- Work instructions:
Write out the listing below without alteration, omitting its pictures.

(Dataset items)
☆ ☆ ☆ ☆ ☆

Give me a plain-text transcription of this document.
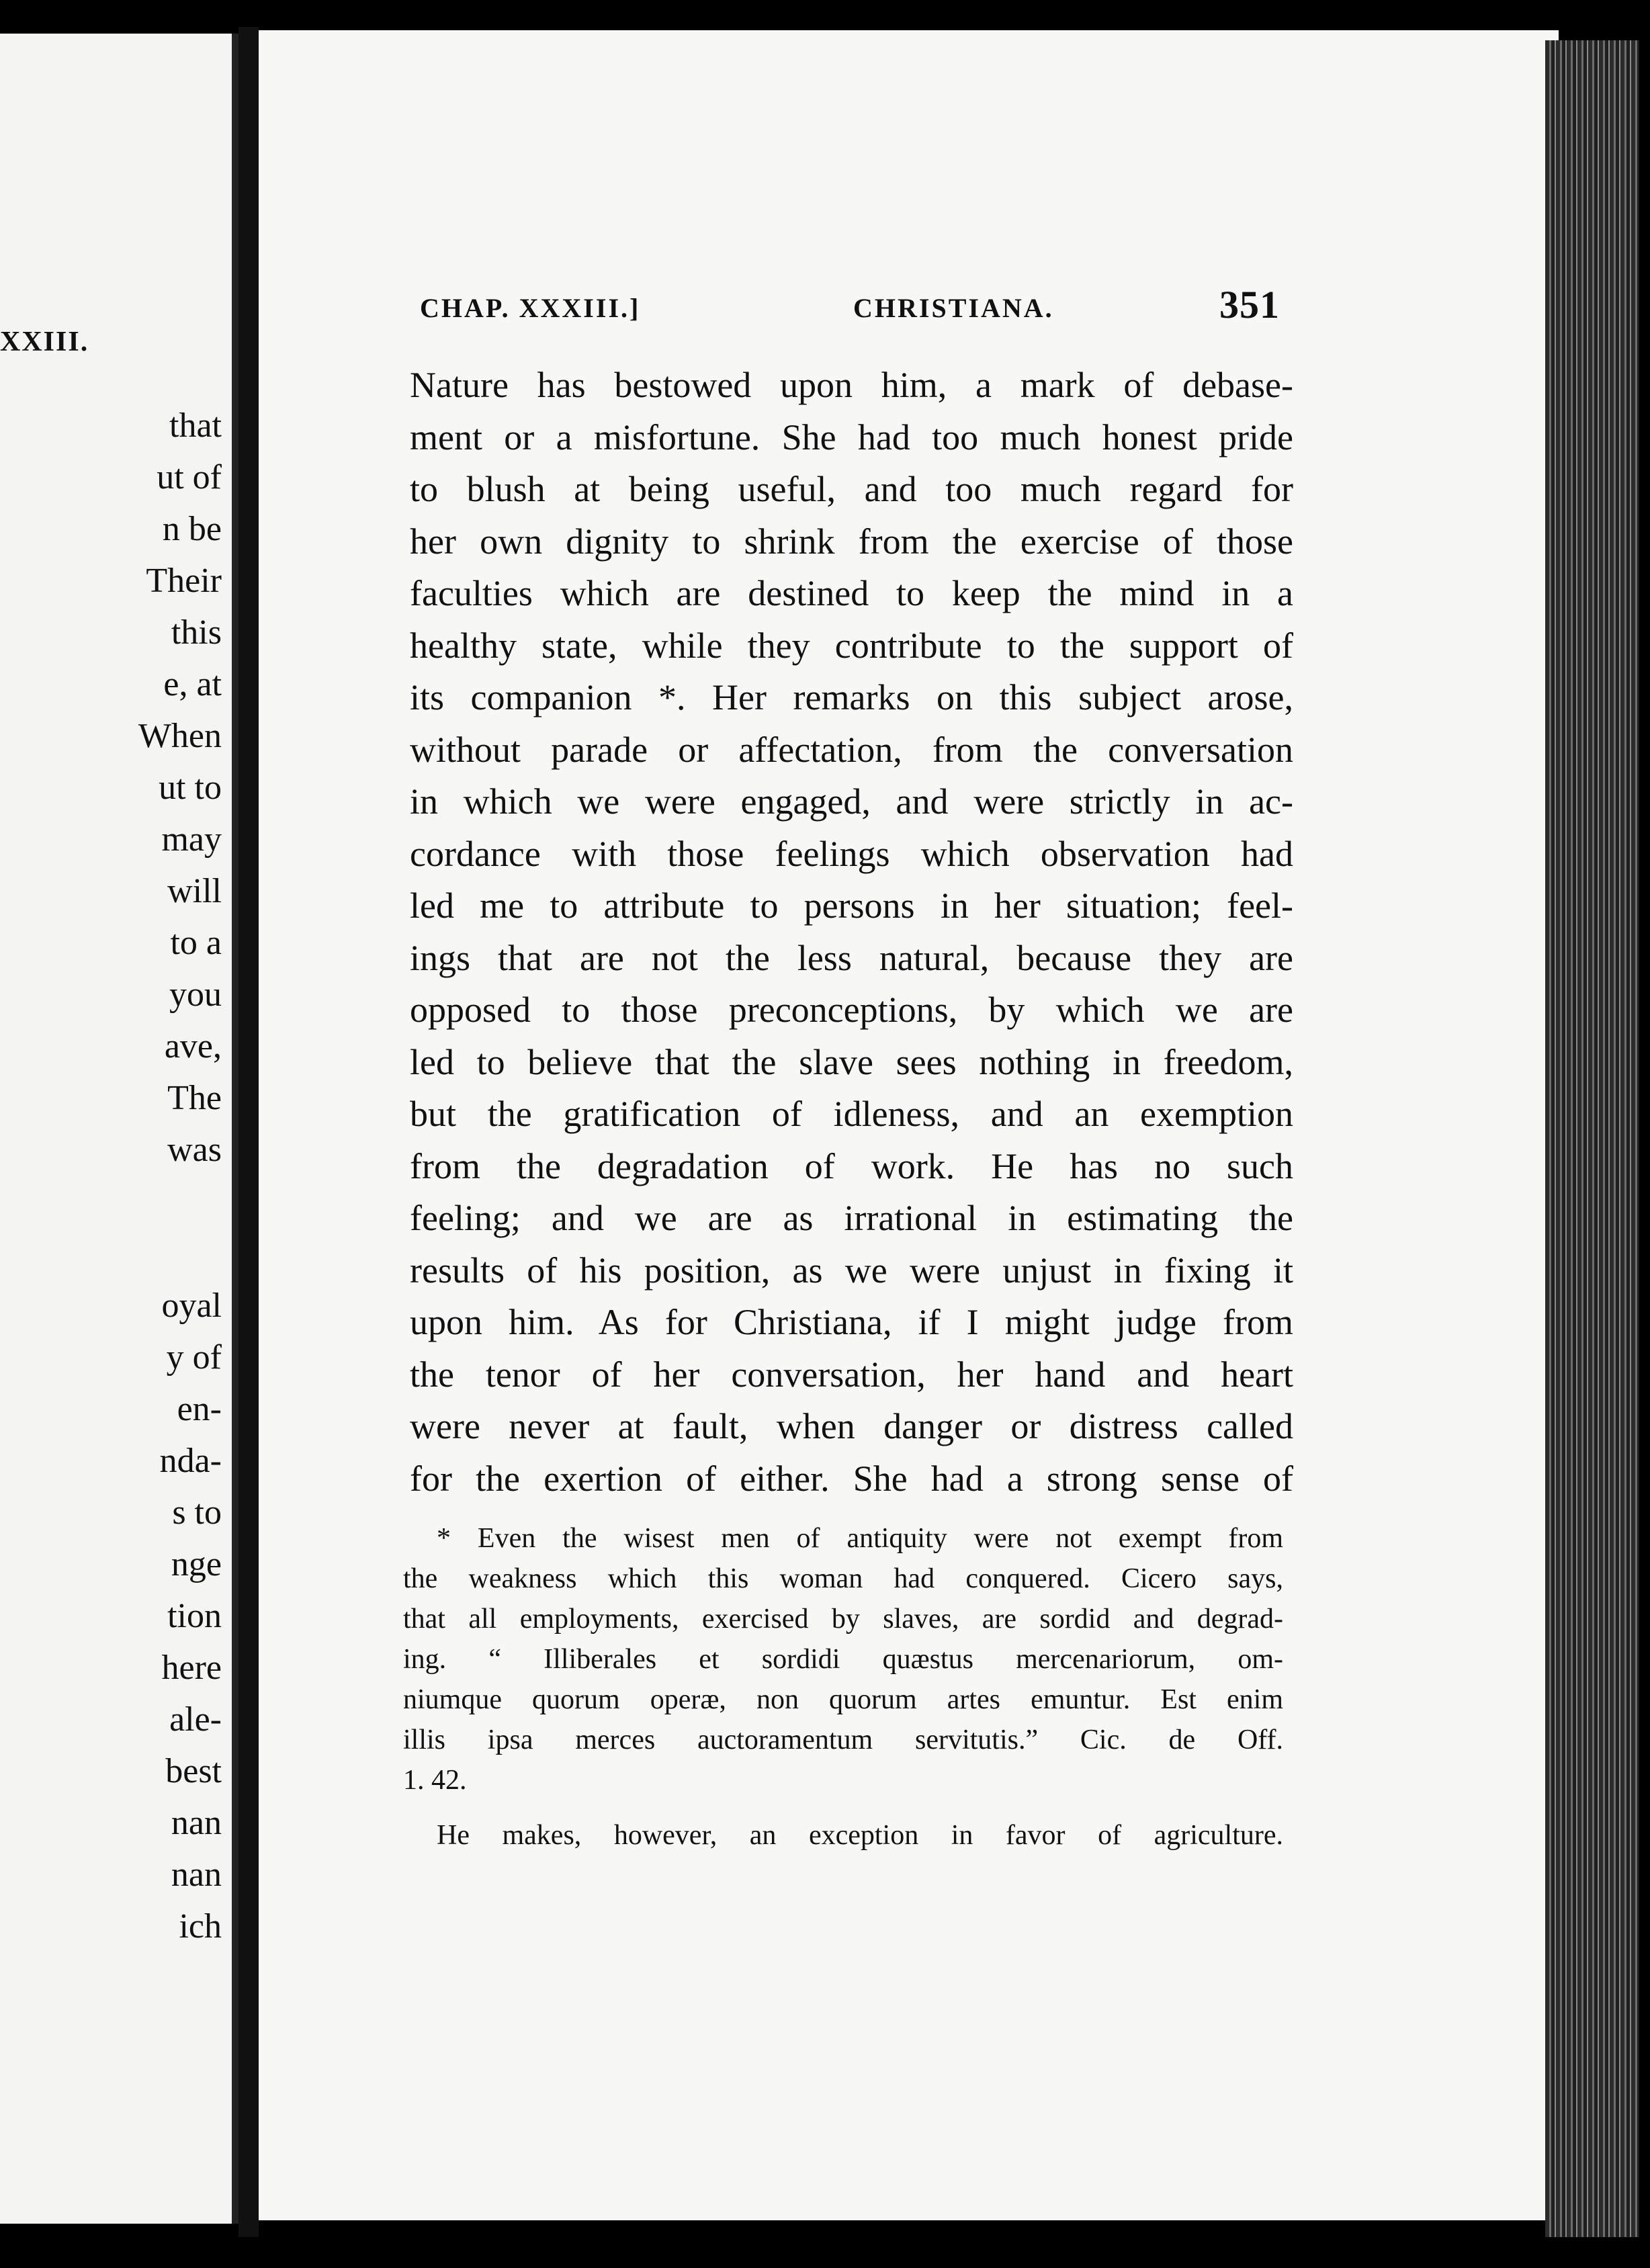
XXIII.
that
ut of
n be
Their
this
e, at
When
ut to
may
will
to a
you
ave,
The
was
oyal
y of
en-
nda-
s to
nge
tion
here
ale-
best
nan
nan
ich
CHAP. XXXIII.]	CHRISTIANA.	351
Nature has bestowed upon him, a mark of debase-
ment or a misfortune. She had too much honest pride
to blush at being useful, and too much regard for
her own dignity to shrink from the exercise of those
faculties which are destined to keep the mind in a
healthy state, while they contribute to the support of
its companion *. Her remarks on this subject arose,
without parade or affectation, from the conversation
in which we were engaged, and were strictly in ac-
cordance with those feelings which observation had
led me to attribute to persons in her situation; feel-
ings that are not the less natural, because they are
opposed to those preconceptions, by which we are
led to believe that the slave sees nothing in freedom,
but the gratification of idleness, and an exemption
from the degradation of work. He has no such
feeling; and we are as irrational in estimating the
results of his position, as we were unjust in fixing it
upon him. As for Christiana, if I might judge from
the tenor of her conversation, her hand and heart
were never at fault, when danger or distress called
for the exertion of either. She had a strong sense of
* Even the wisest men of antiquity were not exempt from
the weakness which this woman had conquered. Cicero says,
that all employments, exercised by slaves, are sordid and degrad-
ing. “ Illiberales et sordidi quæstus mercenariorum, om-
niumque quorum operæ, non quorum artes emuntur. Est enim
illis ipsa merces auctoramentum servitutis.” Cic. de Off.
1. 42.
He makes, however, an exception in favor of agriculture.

☆ ☆ ☆ ☆ ☆

- Response to this task:
Give me a plain-text transcription of this document.
XXIII.
that
ut of
n be
Their
this
e, at
When
ut to
may
will
to a
you
ave,
The
was
oyal
y of
en-
nda-
s to
nge
tion
here
ale-
best
nan
nan
ich
CHAP. XXXIII.]	CHRISTIANA.	351
Nature has bestowed upon him, a mark of debase-
ment or a misfortune. She had too much honest pride
to blush at being useful, and too much regard for
her own dignity to shrink from the exercise of those
faculties which are destined to keep the mind in a
healthy state, while they contribute to the support of
its companion *. Her remarks on this subject arose,
without parade or affectation, from the conversation
in which we were engaged, and were strictly in ac-
cordance with those feelings which observation had
led me to attribute to persons in her situation; feel-
ings that are not the less natural, because they are
opposed to those preconceptions, by which we are
led to believe that the slave sees nothing in freedom,
but the gratification of idleness, and an exemption
from the degradation of work. He has no such
feeling; and we are as irrational in estimating the
results of his position, as we were unjust in fixing it
upon him. As for Christiana, if I might judge from
the tenor of her conversation, her hand and heart
were never at fault, when danger or distress called
for the exertion of either. She had a strong sense of
* Even the wisest men of antiquity were not exempt from
the weakness which this woman had conquered. Cicero says,
that all employments, exercised by slaves, are sordid and degrad-
ing. “ Illiberales et sordidi quæstus mercenariorum, om-
niumque quorum operæ, non quorum artes emuntur. Est enim
illis ipsa merces auctoramentum servitutis.” Cic. de Off.
1. 42.
He makes, however, an exception in favor of agriculture.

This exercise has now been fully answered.